# GOAL
Give the number of lines holding the string "JSON", and nothing else.

# TASK DATA
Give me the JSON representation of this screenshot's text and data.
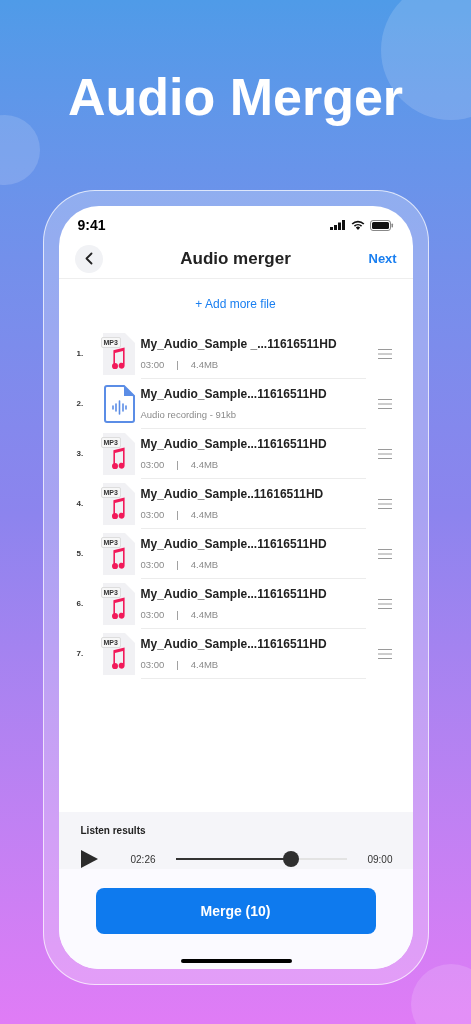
{
  "headline": "Audio Merger",
  "status_bar": {
    "time": "9:41"
  },
  "nav": {
    "title": "Audio merger",
    "action": "Next"
  },
  "add_link": "+ Add more file",
  "files": [
    {
      "index": "1.",
      "kind": "mp3",
      "badge": "MP3",
      "name": "My_Audio_Sample _...11616511HD",
      "duration": "03:00",
      "separator": "|",
      "size": "4.4MB"
    },
    {
      "index": "2.",
      "kind": "recording",
      "name": "My_Audio_Sample...11616511HD",
      "detail": "Audio recording - 91kb"
    },
    {
      "index": "3.",
      "kind": "mp3",
      "badge": "MP3",
      "name": "My_Audio_Sample...11616511HD",
      "duration": "03:00",
      "separator": "|",
      "size": "4.4MB"
    },
    {
      "index": "4.",
      "kind": "mp3",
      "badge": "MP3",
      "name": "My_Audio_Sample..11616511HD",
      "duration": "03:00",
      "separator": "|",
      "size": "4.4MB"
    },
    {
      "index": "5.",
      "kind": "mp3",
      "badge": "MP3",
      "name": "My_Audio_Sample...11616511HD",
      "duration": "03:00",
      "separator": "|",
      "size": "4.4MB"
    },
    {
      "index": "6.",
      "kind": "mp3",
      "badge": "MP3",
      "name": "My_Audio_Sample...11616511HD",
      "duration": "03:00",
      "separator": "|",
      "size": "4.4MB"
    },
    {
      "index": "7.",
      "kind": "mp3",
      "badge": "MP3",
      "name": "My_Audio_Sample...11616511HD",
      "duration": "03:00",
      "separator": "|",
      "size": "4.4MB"
    }
  ],
  "player": {
    "label": "Listen results",
    "elapsed": "02:26",
    "total": "09:00",
    "level": 0.67
  },
  "merge_button": "Merge (10)"
}
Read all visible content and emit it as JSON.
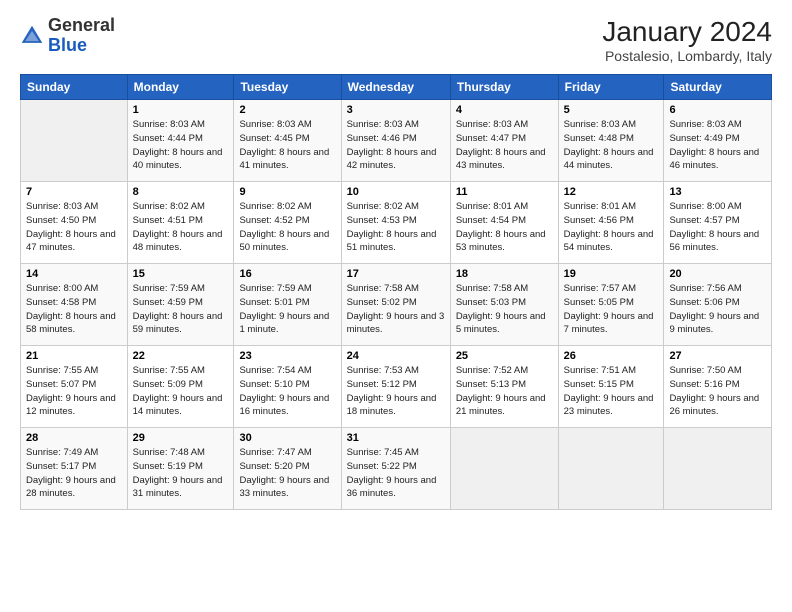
{
  "header": {
    "logo_general": "General",
    "logo_blue": "Blue",
    "month_year": "January 2024",
    "location": "Postalesio, Lombardy, Italy"
  },
  "days_of_week": [
    "Sunday",
    "Monday",
    "Tuesday",
    "Wednesday",
    "Thursday",
    "Friday",
    "Saturday"
  ],
  "weeks": [
    [
      {
        "day": "",
        "sunrise": "",
        "sunset": "",
        "daylight": ""
      },
      {
        "day": "1",
        "sunrise": "Sunrise: 8:03 AM",
        "sunset": "Sunset: 4:44 PM",
        "daylight": "Daylight: 8 hours and 40 minutes."
      },
      {
        "day": "2",
        "sunrise": "Sunrise: 8:03 AM",
        "sunset": "Sunset: 4:45 PM",
        "daylight": "Daylight: 8 hours and 41 minutes."
      },
      {
        "day": "3",
        "sunrise": "Sunrise: 8:03 AM",
        "sunset": "Sunset: 4:46 PM",
        "daylight": "Daylight: 8 hours and 42 minutes."
      },
      {
        "day": "4",
        "sunrise": "Sunrise: 8:03 AM",
        "sunset": "Sunset: 4:47 PM",
        "daylight": "Daylight: 8 hours and 43 minutes."
      },
      {
        "day": "5",
        "sunrise": "Sunrise: 8:03 AM",
        "sunset": "Sunset: 4:48 PM",
        "daylight": "Daylight: 8 hours and 44 minutes."
      },
      {
        "day": "6",
        "sunrise": "Sunrise: 8:03 AM",
        "sunset": "Sunset: 4:49 PM",
        "daylight": "Daylight: 8 hours and 46 minutes."
      }
    ],
    [
      {
        "day": "7",
        "sunrise": "Sunrise: 8:03 AM",
        "sunset": "Sunset: 4:50 PM",
        "daylight": "Daylight: 8 hours and 47 minutes."
      },
      {
        "day": "8",
        "sunrise": "Sunrise: 8:02 AM",
        "sunset": "Sunset: 4:51 PM",
        "daylight": "Daylight: 8 hours and 48 minutes."
      },
      {
        "day": "9",
        "sunrise": "Sunrise: 8:02 AM",
        "sunset": "Sunset: 4:52 PM",
        "daylight": "Daylight: 8 hours and 50 minutes."
      },
      {
        "day": "10",
        "sunrise": "Sunrise: 8:02 AM",
        "sunset": "Sunset: 4:53 PM",
        "daylight": "Daylight: 8 hours and 51 minutes."
      },
      {
        "day": "11",
        "sunrise": "Sunrise: 8:01 AM",
        "sunset": "Sunset: 4:54 PM",
        "daylight": "Daylight: 8 hours and 53 minutes."
      },
      {
        "day": "12",
        "sunrise": "Sunrise: 8:01 AM",
        "sunset": "Sunset: 4:56 PM",
        "daylight": "Daylight: 8 hours and 54 minutes."
      },
      {
        "day": "13",
        "sunrise": "Sunrise: 8:00 AM",
        "sunset": "Sunset: 4:57 PM",
        "daylight": "Daylight: 8 hours and 56 minutes."
      }
    ],
    [
      {
        "day": "14",
        "sunrise": "Sunrise: 8:00 AM",
        "sunset": "Sunset: 4:58 PM",
        "daylight": "Daylight: 8 hours and 58 minutes."
      },
      {
        "day": "15",
        "sunrise": "Sunrise: 7:59 AM",
        "sunset": "Sunset: 4:59 PM",
        "daylight": "Daylight: 8 hours and 59 minutes."
      },
      {
        "day": "16",
        "sunrise": "Sunrise: 7:59 AM",
        "sunset": "Sunset: 5:01 PM",
        "daylight": "Daylight: 9 hours and 1 minute."
      },
      {
        "day": "17",
        "sunrise": "Sunrise: 7:58 AM",
        "sunset": "Sunset: 5:02 PM",
        "daylight": "Daylight: 9 hours and 3 minutes."
      },
      {
        "day": "18",
        "sunrise": "Sunrise: 7:58 AM",
        "sunset": "Sunset: 5:03 PM",
        "daylight": "Daylight: 9 hours and 5 minutes."
      },
      {
        "day": "19",
        "sunrise": "Sunrise: 7:57 AM",
        "sunset": "Sunset: 5:05 PM",
        "daylight": "Daylight: 9 hours and 7 minutes."
      },
      {
        "day": "20",
        "sunrise": "Sunrise: 7:56 AM",
        "sunset": "Sunset: 5:06 PM",
        "daylight": "Daylight: 9 hours and 9 minutes."
      }
    ],
    [
      {
        "day": "21",
        "sunrise": "Sunrise: 7:55 AM",
        "sunset": "Sunset: 5:07 PM",
        "daylight": "Daylight: 9 hours and 12 minutes."
      },
      {
        "day": "22",
        "sunrise": "Sunrise: 7:55 AM",
        "sunset": "Sunset: 5:09 PM",
        "daylight": "Daylight: 9 hours and 14 minutes."
      },
      {
        "day": "23",
        "sunrise": "Sunrise: 7:54 AM",
        "sunset": "Sunset: 5:10 PM",
        "daylight": "Daylight: 9 hours and 16 minutes."
      },
      {
        "day": "24",
        "sunrise": "Sunrise: 7:53 AM",
        "sunset": "Sunset: 5:12 PM",
        "daylight": "Daylight: 9 hours and 18 minutes."
      },
      {
        "day": "25",
        "sunrise": "Sunrise: 7:52 AM",
        "sunset": "Sunset: 5:13 PM",
        "daylight": "Daylight: 9 hours and 21 minutes."
      },
      {
        "day": "26",
        "sunrise": "Sunrise: 7:51 AM",
        "sunset": "Sunset: 5:15 PM",
        "daylight": "Daylight: 9 hours and 23 minutes."
      },
      {
        "day": "27",
        "sunrise": "Sunrise: 7:50 AM",
        "sunset": "Sunset: 5:16 PM",
        "daylight": "Daylight: 9 hours and 26 minutes."
      }
    ],
    [
      {
        "day": "28",
        "sunrise": "Sunrise: 7:49 AM",
        "sunset": "Sunset: 5:17 PM",
        "daylight": "Daylight: 9 hours and 28 minutes."
      },
      {
        "day": "29",
        "sunrise": "Sunrise: 7:48 AM",
        "sunset": "Sunset: 5:19 PM",
        "daylight": "Daylight: 9 hours and 31 minutes."
      },
      {
        "day": "30",
        "sunrise": "Sunrise: 7:47 AM",
        "sunset": "Sunset: 5:20 PM",
        "daylight": "Daylight: 9 hours and 33 minutes."
      },
      {
        "day": "31",
        "sunrise": "Sunrise: 7:45 AM",
        "sunset": "Sunset: 5:22 PM",
        "daylight": "Daylight: 9 hours and 36 minutes."
      },
      {
        "day": "",
        "sunrise": "",
        "sunset": "",
        "daylight": ""
      },
      {
        "day": "",
        "sunrise": "",
        "sunset": "",
        "daylight": ""
      },
      {
        "day": "",
        "sunrise": "",
        "sunset": "",
        "daylight": ""
      }
    ]
  ]
}
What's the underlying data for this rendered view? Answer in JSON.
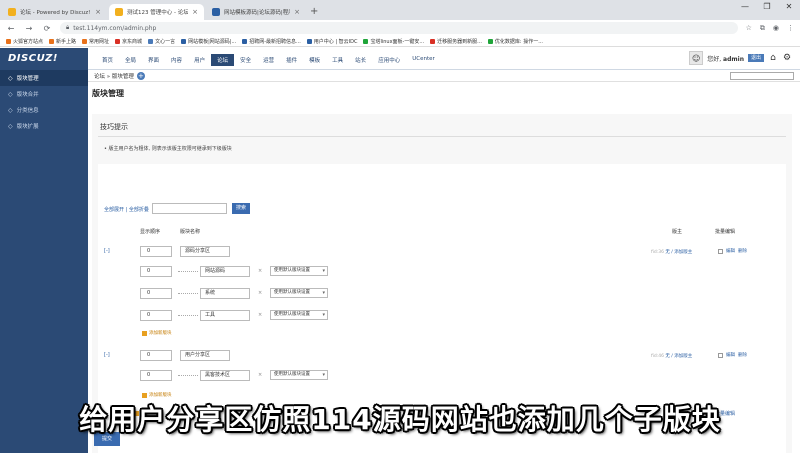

# COMPLETE OUTPUT
3